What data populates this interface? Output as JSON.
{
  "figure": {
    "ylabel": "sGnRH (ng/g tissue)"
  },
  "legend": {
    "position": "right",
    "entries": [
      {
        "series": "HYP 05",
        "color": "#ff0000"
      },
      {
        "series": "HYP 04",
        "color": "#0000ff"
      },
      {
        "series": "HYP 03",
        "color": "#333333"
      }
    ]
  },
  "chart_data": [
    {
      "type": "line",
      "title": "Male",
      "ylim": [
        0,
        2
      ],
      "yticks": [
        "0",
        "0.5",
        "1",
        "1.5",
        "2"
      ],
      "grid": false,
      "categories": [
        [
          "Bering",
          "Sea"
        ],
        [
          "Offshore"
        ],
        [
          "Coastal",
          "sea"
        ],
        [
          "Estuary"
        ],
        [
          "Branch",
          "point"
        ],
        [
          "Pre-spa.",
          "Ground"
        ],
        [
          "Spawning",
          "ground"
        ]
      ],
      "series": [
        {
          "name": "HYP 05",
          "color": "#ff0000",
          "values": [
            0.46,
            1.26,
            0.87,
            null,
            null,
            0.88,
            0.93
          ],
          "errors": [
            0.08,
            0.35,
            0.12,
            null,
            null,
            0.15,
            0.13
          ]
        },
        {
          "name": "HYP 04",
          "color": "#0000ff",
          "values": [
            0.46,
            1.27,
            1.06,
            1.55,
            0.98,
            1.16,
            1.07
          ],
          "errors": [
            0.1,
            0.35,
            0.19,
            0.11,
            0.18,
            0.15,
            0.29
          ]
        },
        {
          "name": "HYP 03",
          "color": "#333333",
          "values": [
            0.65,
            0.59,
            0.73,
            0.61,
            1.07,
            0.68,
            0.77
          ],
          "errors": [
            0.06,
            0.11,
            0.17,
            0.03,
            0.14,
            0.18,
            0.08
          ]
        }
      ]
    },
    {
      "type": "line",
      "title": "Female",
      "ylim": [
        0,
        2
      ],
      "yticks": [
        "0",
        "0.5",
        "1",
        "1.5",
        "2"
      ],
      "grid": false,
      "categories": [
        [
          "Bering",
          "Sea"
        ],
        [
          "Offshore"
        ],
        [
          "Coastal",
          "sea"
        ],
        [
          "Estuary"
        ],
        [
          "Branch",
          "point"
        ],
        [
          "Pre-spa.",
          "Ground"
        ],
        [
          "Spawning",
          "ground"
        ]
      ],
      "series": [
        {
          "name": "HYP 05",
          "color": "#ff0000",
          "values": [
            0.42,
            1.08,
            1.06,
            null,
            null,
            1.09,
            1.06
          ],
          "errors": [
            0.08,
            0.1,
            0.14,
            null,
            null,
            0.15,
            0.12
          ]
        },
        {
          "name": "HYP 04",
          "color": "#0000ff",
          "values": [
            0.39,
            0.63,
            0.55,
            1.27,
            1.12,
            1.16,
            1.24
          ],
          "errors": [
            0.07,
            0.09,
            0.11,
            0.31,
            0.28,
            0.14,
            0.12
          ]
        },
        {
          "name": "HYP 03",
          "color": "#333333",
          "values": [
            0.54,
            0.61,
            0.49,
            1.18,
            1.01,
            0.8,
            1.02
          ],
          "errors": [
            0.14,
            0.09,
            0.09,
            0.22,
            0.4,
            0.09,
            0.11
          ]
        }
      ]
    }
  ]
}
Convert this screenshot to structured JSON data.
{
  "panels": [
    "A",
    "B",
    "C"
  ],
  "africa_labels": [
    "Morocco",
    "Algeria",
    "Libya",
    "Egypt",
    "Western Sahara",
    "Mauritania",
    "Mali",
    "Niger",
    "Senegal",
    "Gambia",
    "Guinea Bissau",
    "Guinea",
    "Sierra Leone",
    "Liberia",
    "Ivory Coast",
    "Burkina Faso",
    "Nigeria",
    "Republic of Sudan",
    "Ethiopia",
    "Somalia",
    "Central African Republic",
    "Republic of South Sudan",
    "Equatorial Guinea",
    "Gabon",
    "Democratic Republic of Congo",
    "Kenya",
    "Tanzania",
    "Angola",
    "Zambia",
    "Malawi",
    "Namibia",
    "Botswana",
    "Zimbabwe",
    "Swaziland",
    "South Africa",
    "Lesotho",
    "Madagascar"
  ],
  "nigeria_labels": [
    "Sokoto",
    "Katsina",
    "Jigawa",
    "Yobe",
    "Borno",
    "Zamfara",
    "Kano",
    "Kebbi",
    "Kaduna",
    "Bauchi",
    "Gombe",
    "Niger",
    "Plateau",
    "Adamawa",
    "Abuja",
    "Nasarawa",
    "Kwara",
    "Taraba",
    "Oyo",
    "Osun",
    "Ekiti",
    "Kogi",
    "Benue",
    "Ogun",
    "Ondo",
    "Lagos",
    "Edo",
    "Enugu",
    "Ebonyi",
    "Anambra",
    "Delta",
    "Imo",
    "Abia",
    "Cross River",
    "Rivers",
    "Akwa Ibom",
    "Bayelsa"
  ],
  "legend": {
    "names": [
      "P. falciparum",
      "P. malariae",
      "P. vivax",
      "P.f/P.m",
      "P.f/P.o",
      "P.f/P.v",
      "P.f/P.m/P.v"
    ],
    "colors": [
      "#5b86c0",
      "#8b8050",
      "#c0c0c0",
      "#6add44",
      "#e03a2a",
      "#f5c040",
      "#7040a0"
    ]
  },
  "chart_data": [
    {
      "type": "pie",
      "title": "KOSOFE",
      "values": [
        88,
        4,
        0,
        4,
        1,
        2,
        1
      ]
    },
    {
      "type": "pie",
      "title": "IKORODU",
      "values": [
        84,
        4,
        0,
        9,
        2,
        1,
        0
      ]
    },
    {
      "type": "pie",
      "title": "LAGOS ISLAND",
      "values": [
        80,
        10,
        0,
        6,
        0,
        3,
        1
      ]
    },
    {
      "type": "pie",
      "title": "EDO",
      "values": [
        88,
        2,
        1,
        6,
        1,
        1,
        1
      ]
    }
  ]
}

▸ Short problem:
Exact copies of all the records are required.

▸ Written solution:
What data populates this interface? Output as JSON.
{
  "figure": {
    "ylabel": "sGnRH (ng/g tissue)"
  },
  "legend": {
    "position": "right",
    "entries": [
      {
        "series": "HYP 05",
        "color": "#ff0000"
      },
      {
        "series": "HYP 04",
        "color": "#0000ff"
      },
      {
        "series": "HYP 03",
        "color": "#333333"
      }
    ]
  },
  "chart_data": [
    {
      "type": "line",
      "title": "Male",
      "ylim": [
        0,
        2
      ],
      "yticks": [
        "0",
        "0.5",
        "1",
        "1.5",
        "2"
      ],
      "grid": false,
      "categories": [
        [
          "Bering",
          "Sea"
        ],
        [
          "Offshore"
        ],
        [
          "Coastal",
          "sea"
        ],
        [
          "Estuary"
        ],
        [
          "Branch",
          "point"
        ],
        [
          "Pre-spa.",
          "Ground"
        ],
        [
          "Spawning",
          "ground"
        ]
      ],
      "series": [
        {
          "name": "HYP 05",
          "color": "#ff0000",
          "values": [
            0.46,
            1.26,
            0.87,
            null,
            null,
            0.88,
            0.93
          ],
          "errors": [
            0.08,
            0.35,
            0.12,
            null,
            null,
            0.15,
            0.13
          ]
        },
        {
          "name": "HYP 04",
          "color": "#0000ff",
          "values": [
            0.46,
            1.27,
            1.06,
            1.55,
            0.98,
            1.16,
            1.07
          ],
          "errors": [
            0.1,
            0.35,
            0.19,
            0.11,
            0.18,
            0.15,
            0.29
          ]
        },
        {
          "name": "HYP 03",
          "color": "#333333",
          "values": [
            0.65,
            0.59,
            0.73,
            0.61,
            1.07,
            0.68,
            0.77
          ],
          "errors": [
            0.06,
            0.11,
            0.17,
            0.03,
            0.14,
            0.18,
            0.08
          ]
        }
      ]
    },
    {
      "type": "line",
      "title": "Female",
      "ylim": [
        0,
        2
      ],
      "yticks": [
        "0",
        "0.5",
        "1",
        "1.5",
        "2"
      ],
      "grid": false,
      "categories": [
        [
          "Bering",
          "Sea"
        ],
        [
          "Offshore"
        ],
        [
          "Coastal",
          "sea"
        ],
        [
          "Estuary"
        ],
        [
          "Branch",
          "point"
        ],
        [
          "Pre-spa.",
          "Ground"
        ],
        [
          "Spawning",
          "ground"
        ]
      ],
      "series": [
        {
          "name": "HYP 05",
          "color": "#ff0000",
          "values": [
            0.42,
            1.08,
            1.06,
            null,
            null,
            1.09,
            1.06
          ],
          "errors": [
            0.08,
            0.1,
            0.14,
            null,
            null,
            0.15,
            0.12
          ]
        },
        {
          "name": "HYP 04",
          "color": "#0000ff",
          "values": [
            0.39,
            0.63,
            0.55,
            1.27,
            1.12,
            1.16,
            1.24
          ],
          "errors": [
            0.07,
            0.09,
            0.11,
            0.31,
            0.28,
            0.14,
            0.12
          ]
        },
        {
          "name": "HYP 03",
          "color": "#333333",
          "values": [
            0.54,
            0.61,
            0.49,
            1.18,
            1.01,
            0.8,
            1.02
          ],
          "errors": [
            0.14,
            0.09,
            0.09,
            0.22,
            0.4,
            0.09,
            0.11
          ]
        }
      ]
    }
  ]
}
Convert this screenshot to structured JSON data.
{
  "panels": [
    "A",
    "B",
    "C"
  ],
  "africa_labels": [
    "Morocco",
    "Algeria",
    "Libya",
    "Egypt",
    "Western Sahara",
    "Mauritania",
    "Mali",
    "Niger",
    "Senegal",
    "Gambia",
    "Guinea Bissau",
    "Guinea",
    "Sierra Leone",
    "Liberia",
    "Ivory Coast",
    "Burkina Faso",
    "Nigeria",
    "Republic of Sudan",
    "Ethiopia",
    "Somalia",
    "Central African Republic",
    "Republic of South Sudan",
    "Equatorial Guinea",
    "Gabon",
    "Democratic Republic of Congo",
    "Kenya",
    "Tanzania",
    "Angola",
    "Zambia",
    "Malawi",
    "Namibia",
    "Botswana",
    "Zimbabwe",
    "Swaziland",
    "South Africa",
    "Lesotho",
    "Madagascar"
  ],
  "nigeria_labels": [
    "Sokoto",
    "Katsina",
    "Jigawa",
    "Yobe",
    "Borno",
    "Zamfara",
    "Kano",
    "Kebbi",
    "Kaduna",
    "Bauchi",
    "Gombe",
    "Niger",
    "Plateau",
    "Adamawa",
    "Abuja",
    "Nasarawa",
    "Kwara",
    "Taraba",
    "Oyo",
    "Osun",
    "Ekiti",
    "Kogi",
    "Benue",
    "Ogun",
    "Ondo",
    "Lagos",
    "Edo",
    "Enugu",
    "Ebonyi",
    "Anambra",
    "Delta",
    "Imo",
    "Abia",
    "Cross River",
    "Rivers",
    "Akwa Ibom",
    "Bayelsa"
  ],
  "legend": {
    "names": [
      "P. falciparum",
      "P. malariae",
      "P. vivax",
      "P.f/P.m",
      "P.f/P.o",
      "P.f/P.v",
      "P.f/P.m/P.v"
    ],
    "colors": [
      "#5b86c0",
      "#8b8050",
      "#c0c0c0",
      "#6add44",
      "#e03a2a",
      "#f5c040",
      "#7040a0"
    ]
  },
  "chart_data": [
    {
      "type": "pie",
      "title": "KOSOFE",
      "values": [
        88,
        4,
        0,
        4,
        1,
        2,
        1
      ]
    },
    {
      "type": "pie",
      "title": "IKORODU",
      "values": [
        84,
        4,
        0,
        9,
        2,
        1,
        0
      ]
    },
    {
      "type": "pie",
      "title": "LAGOS ISLAND",
      "values": [
        80,
        10,
        0,
        6,
        0,
        3,
        1
      ]
    },
    {
      "type": "pie",
      "title": "EDO",
      "values": [
        88,
        2,
        1,
        6,
        1,
        1,
        1
      ]
    }
  ]
}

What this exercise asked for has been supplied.